»»

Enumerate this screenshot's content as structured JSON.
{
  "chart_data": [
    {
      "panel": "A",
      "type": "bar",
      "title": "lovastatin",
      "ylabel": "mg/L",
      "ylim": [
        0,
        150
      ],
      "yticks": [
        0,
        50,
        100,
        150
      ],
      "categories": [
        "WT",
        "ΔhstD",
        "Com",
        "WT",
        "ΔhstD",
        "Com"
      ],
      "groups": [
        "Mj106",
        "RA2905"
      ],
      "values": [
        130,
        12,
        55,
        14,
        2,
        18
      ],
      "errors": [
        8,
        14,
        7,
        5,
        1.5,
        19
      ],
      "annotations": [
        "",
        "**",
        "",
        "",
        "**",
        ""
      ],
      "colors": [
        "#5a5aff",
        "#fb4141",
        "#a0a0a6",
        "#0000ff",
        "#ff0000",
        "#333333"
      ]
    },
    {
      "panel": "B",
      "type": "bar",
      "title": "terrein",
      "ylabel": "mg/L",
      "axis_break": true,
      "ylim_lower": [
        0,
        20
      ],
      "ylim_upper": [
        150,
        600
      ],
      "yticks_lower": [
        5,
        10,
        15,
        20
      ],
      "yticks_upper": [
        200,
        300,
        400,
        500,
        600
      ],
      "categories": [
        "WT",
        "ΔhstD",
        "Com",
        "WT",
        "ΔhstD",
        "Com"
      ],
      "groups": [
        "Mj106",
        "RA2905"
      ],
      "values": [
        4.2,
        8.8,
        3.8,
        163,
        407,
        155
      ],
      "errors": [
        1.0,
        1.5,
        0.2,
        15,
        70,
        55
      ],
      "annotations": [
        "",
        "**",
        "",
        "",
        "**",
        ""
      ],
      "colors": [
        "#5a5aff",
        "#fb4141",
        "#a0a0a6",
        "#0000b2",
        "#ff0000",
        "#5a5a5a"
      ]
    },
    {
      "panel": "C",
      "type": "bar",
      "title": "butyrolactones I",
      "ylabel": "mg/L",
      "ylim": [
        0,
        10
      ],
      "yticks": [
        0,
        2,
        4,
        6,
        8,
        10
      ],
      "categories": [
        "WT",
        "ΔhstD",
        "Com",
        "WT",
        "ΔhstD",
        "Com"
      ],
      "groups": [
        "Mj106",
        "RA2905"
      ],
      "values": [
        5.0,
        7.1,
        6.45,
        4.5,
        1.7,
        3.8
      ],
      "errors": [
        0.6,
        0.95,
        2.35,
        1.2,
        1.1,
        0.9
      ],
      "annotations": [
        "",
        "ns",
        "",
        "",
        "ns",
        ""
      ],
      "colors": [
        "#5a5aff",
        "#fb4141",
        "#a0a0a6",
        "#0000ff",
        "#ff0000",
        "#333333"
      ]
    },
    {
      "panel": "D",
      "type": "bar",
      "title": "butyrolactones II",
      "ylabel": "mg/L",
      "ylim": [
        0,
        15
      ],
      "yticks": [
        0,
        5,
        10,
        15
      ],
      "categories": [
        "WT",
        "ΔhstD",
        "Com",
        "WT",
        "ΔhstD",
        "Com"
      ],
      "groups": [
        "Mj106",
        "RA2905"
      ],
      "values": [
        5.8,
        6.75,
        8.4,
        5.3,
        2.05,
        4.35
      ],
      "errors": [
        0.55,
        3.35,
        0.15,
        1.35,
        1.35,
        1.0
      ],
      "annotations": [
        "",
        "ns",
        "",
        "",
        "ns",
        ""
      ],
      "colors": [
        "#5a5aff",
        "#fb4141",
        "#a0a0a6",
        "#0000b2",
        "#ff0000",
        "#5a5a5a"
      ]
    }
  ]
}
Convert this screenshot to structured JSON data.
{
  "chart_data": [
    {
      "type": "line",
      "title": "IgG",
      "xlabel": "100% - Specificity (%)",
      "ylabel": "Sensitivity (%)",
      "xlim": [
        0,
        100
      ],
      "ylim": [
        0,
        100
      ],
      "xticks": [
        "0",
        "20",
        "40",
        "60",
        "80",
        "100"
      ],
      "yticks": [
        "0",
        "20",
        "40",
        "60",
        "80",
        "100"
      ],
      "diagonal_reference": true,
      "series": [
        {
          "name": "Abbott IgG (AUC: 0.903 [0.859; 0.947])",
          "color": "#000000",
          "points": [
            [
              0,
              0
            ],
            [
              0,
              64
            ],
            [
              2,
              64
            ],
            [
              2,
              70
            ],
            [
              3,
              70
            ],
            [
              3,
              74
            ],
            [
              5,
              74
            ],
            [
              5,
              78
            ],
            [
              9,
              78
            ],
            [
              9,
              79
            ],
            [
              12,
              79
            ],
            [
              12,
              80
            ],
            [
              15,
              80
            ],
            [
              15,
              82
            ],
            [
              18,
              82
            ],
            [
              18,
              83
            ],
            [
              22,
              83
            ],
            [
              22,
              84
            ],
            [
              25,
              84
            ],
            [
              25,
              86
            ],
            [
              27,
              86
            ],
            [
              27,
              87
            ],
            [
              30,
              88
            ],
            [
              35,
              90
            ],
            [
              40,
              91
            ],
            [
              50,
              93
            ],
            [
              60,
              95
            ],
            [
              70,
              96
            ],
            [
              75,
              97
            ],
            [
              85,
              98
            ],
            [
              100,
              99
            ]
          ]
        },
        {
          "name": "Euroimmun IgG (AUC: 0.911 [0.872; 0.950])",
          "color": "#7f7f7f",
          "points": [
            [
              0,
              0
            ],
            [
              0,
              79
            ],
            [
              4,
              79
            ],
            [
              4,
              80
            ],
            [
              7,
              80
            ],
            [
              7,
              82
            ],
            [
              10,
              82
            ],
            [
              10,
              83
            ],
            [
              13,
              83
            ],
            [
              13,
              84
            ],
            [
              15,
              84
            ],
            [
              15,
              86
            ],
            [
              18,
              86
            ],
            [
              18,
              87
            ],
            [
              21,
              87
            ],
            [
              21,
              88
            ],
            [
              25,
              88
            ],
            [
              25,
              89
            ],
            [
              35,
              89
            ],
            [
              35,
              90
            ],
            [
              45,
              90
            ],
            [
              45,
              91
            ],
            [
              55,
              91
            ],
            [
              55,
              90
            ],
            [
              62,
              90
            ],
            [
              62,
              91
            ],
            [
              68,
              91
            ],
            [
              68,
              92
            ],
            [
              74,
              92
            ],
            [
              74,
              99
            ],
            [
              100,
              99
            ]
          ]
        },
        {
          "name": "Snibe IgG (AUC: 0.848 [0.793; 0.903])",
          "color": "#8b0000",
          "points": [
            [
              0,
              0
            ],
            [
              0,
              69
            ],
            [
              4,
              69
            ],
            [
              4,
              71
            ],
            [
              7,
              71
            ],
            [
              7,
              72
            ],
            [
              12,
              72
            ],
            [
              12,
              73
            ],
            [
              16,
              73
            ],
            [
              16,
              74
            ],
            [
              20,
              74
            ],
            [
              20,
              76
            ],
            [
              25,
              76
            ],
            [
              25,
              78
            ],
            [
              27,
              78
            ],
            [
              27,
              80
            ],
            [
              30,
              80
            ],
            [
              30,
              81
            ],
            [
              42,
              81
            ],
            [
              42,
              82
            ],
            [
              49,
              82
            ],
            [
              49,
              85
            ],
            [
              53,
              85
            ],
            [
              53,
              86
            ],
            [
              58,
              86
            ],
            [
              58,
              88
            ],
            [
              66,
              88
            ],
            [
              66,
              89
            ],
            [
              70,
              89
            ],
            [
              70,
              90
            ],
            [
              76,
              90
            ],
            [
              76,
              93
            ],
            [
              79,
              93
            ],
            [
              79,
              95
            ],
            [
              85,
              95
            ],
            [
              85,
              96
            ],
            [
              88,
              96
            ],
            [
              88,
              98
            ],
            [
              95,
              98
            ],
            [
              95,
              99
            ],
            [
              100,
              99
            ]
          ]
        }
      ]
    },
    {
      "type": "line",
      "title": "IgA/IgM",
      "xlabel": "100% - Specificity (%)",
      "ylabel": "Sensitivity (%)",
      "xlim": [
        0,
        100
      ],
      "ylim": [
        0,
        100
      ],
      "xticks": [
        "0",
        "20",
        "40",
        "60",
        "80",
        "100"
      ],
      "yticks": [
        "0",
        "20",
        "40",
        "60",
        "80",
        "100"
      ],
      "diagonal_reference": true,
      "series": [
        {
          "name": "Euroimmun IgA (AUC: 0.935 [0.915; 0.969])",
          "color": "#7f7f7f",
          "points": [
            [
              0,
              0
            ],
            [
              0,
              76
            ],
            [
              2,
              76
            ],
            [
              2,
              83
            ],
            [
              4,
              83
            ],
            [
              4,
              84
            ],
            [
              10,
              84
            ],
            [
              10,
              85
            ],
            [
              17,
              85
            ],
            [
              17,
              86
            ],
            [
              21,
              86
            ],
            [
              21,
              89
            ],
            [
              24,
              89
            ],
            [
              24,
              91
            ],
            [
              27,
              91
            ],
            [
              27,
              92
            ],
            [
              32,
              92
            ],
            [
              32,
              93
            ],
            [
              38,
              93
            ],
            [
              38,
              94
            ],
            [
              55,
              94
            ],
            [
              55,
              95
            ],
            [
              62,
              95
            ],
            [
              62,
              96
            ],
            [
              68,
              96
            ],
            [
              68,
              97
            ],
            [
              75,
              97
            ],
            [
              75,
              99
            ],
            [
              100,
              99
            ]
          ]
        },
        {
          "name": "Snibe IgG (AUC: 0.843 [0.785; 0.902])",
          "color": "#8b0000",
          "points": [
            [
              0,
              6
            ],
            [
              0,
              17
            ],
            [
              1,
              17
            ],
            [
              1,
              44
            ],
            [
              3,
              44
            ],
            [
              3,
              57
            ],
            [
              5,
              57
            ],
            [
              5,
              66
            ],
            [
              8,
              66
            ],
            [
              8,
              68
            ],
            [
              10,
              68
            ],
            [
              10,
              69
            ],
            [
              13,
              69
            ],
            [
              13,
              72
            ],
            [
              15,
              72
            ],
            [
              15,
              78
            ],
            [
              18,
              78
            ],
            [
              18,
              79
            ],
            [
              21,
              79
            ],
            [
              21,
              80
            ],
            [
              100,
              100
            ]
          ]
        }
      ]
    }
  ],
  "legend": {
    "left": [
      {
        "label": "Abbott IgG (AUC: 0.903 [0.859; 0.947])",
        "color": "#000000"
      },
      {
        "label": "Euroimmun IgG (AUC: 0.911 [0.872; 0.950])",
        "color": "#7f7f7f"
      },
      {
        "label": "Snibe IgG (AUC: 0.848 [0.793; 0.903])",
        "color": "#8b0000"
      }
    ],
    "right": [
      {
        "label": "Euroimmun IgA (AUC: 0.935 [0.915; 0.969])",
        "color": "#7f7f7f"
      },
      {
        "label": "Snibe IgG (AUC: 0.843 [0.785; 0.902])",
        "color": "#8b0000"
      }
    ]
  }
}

««

## [TASK INSTRUCTIONS]
Give only a number: how many lines of the data hold the string "Snibe"?

## [EXERCISE ANSWER]
4